(Saved entries)

----------------------------------------

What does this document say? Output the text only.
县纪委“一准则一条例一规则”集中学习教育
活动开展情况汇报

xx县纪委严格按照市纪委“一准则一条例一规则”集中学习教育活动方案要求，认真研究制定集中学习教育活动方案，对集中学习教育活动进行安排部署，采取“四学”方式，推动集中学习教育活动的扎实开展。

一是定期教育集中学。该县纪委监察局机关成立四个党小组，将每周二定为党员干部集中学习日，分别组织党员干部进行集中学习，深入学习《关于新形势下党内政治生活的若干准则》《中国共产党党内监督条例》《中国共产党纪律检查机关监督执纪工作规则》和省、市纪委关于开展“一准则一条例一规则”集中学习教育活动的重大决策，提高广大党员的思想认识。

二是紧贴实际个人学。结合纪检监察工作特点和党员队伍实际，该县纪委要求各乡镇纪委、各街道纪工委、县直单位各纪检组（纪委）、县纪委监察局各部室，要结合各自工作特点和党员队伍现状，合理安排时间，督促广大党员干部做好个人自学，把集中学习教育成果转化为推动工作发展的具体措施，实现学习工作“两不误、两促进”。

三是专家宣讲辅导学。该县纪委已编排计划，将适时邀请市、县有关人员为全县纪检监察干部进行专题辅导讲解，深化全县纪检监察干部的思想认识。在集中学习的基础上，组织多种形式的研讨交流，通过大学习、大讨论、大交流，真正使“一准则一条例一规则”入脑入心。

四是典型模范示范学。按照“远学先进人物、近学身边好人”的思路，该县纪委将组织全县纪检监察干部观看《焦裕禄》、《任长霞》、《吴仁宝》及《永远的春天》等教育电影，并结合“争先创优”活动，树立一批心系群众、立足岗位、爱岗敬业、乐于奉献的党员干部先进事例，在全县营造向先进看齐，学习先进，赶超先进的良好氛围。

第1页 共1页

----------------------------------------

What to produce: Set down all of the data above, word for word.

The reply:
What does this document say? Output the text only.
县纪委“一准则一条例一规则”集中学习教育
活动开展情况汇报

xx县纪委严格按照市纪委“一准则一条例一规则”集中学习教育活动方案要求，认真研究制定集中学习教育活动方案，对集中学习教育活动进行安排部署，采取“四学”方式，推动集中学习教育活动的扎实开展。

一是定期教育集中学。该县纪委监察局机关成立四个党小组，将每周二定为党员干部集中学习日，分别组织党员干部进行集中学习，深入学习《关于新形势下党内政治生活的若干准则》《中国共产党党内监督条例》《中国共产党纪律检查机关监督执纪工作规则》和省、市纪委关于开展“一准则一条例一规则”集中学习教育活动的重大决策，提高广大党员的思想认识。

二是紧贴实际个人学。结合纪检监察工作特点和党员队伍实际，该县纪委要求各乡镇纪委、各街道纪工委、县直单位各纪检组（纪委）、县纪委监察局各部室，要结合各自工作特点和党员队伍现状，合理安排时间，督促广大党员干部做好个人自学，把集中学习教育成果转化为推动工作发展的具体措施，实现学习工作“两不误、两促进”。

三是专家宣讲辅导学。该县纪委已编排计划，将适时邀请市、县有关人员为全县纪检监察干部进行专题辅导讲解，深化全县纪检监察干部的思想认识。在集中学习的基础上，组织多种形式的研讨交流，通过大学习、大讨论、大交流，真正使“一准则一条例一规则”入脑入心。

四是典型模范示范学。按照“远学先进人物、近学身边好人”的思路，该县纪委将组织全县纪检监察干部观看《焦裕禄》、《任长霞》、《吴仁宝》及《永远的春天》等教育电影，并结合“争先创优”活动，树立一批心系群众、立足岗位、爱岗敬业、乐于奉献的党员干部先进事例，在全县营造向先进看齐，学习先进，赶超先进的良好氛围。

第1页 共1页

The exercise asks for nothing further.